## What is expected
For each line in the data below that holds "Settings", return a copy.

## Entries supplied
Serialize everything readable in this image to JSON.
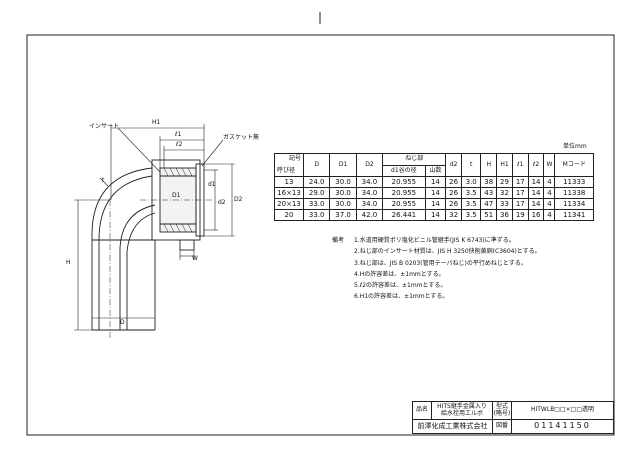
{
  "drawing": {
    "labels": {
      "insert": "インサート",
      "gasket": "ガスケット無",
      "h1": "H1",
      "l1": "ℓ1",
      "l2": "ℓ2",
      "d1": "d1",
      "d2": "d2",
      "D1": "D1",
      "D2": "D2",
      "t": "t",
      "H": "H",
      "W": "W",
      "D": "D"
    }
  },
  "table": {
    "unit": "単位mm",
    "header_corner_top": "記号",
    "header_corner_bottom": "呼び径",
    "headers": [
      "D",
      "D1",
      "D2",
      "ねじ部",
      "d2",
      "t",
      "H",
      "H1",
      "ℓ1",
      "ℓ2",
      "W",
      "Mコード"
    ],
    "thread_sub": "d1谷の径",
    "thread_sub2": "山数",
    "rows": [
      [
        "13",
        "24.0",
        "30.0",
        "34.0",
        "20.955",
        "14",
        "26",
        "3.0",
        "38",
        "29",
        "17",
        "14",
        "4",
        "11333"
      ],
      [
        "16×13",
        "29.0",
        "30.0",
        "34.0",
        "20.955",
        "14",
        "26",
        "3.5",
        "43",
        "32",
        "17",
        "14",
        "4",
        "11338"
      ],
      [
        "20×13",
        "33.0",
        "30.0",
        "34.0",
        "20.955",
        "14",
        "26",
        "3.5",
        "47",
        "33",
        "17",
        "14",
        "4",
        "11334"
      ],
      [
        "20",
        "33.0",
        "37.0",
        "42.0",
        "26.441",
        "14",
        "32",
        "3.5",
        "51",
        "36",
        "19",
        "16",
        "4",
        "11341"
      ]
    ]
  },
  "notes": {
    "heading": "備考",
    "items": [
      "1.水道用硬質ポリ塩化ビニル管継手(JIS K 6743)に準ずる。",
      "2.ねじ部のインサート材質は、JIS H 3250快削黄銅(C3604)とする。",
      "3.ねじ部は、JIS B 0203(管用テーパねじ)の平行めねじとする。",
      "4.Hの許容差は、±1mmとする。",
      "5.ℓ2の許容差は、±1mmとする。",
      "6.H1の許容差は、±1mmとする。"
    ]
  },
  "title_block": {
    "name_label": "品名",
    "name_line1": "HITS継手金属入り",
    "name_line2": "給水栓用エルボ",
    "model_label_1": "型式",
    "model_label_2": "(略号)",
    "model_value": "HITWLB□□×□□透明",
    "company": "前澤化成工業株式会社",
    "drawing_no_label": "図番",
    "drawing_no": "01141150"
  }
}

==

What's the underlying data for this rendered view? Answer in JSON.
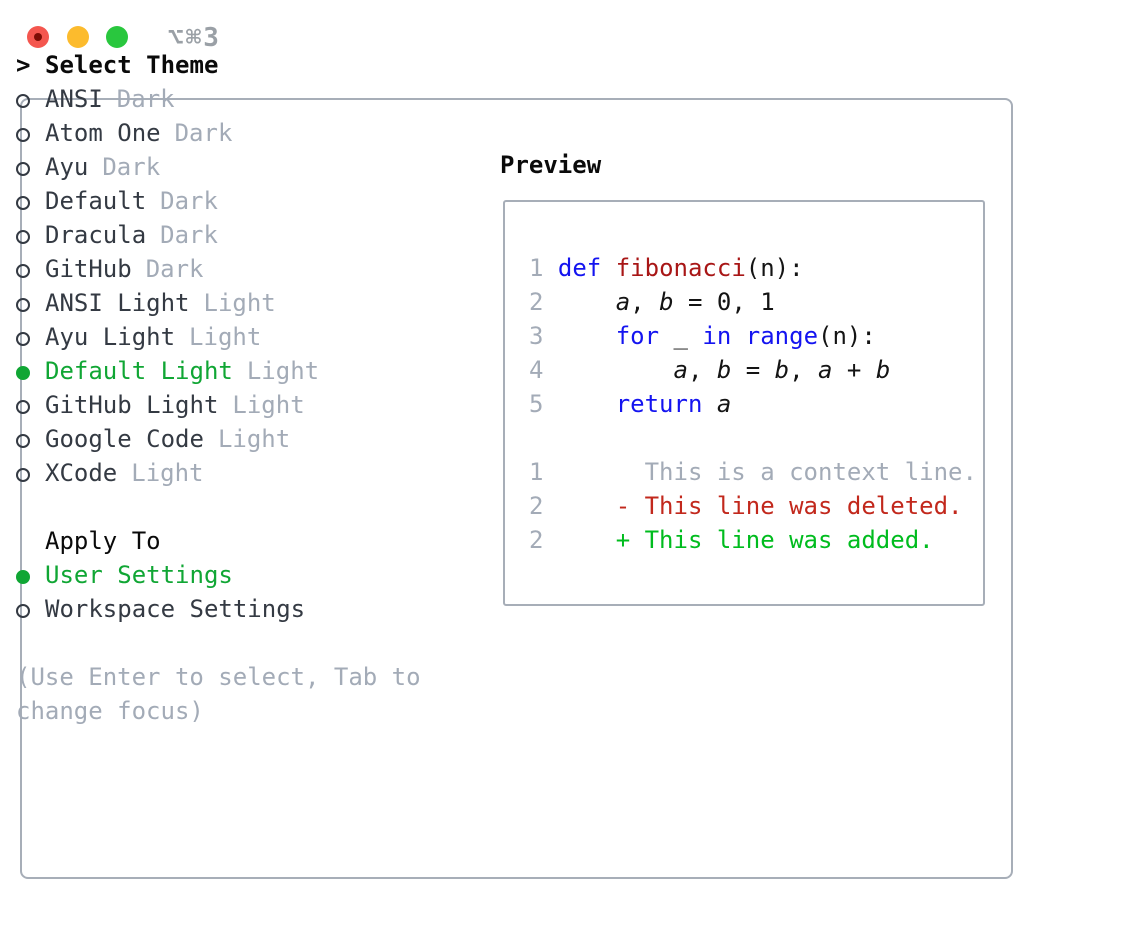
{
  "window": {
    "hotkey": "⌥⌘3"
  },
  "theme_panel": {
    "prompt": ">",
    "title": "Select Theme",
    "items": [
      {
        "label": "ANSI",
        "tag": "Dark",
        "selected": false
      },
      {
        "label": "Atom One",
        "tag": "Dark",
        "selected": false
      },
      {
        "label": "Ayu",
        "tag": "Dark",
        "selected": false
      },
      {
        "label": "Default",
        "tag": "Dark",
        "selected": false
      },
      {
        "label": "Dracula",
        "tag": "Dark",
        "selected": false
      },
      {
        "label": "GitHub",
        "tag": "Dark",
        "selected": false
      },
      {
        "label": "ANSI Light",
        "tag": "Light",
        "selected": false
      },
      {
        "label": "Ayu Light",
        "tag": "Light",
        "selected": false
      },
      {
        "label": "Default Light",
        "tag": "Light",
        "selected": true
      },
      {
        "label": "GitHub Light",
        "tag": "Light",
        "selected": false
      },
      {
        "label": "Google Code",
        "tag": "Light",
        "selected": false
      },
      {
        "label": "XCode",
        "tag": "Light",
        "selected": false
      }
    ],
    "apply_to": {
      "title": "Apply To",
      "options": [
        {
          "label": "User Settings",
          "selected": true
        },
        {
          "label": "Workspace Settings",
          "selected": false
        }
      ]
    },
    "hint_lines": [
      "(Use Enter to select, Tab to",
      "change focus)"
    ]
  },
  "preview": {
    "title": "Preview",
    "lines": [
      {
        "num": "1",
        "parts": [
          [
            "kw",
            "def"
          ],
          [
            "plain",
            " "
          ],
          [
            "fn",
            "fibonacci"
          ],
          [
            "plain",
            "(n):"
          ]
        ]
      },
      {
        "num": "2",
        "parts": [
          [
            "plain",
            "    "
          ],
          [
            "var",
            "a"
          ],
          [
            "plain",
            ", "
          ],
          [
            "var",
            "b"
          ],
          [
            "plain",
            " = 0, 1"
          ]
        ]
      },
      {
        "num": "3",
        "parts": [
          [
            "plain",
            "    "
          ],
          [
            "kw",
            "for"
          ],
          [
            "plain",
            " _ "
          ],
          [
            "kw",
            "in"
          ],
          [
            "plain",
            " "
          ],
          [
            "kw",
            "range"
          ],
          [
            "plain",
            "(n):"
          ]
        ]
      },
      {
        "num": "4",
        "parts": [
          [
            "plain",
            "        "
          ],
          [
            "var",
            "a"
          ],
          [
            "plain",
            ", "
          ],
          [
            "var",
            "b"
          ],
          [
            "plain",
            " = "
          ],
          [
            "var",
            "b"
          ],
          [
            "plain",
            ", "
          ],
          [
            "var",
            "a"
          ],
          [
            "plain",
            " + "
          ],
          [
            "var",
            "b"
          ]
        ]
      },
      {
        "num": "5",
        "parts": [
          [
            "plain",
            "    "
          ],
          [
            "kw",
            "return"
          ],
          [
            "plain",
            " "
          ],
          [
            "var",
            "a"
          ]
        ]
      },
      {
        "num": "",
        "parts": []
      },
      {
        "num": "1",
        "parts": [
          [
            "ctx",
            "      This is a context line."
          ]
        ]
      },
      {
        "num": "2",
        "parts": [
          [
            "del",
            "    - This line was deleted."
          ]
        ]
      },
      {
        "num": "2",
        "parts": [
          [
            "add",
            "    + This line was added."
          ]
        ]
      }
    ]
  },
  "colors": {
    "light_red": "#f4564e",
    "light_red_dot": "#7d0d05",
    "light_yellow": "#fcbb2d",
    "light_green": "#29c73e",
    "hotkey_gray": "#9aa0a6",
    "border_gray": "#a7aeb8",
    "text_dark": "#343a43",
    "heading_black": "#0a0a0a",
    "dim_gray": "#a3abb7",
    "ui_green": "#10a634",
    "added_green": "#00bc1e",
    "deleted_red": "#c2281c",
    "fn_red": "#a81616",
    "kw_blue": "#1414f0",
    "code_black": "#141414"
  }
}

## Exercise response
          "label": "User Settings",
          "label": "Workspace Settings",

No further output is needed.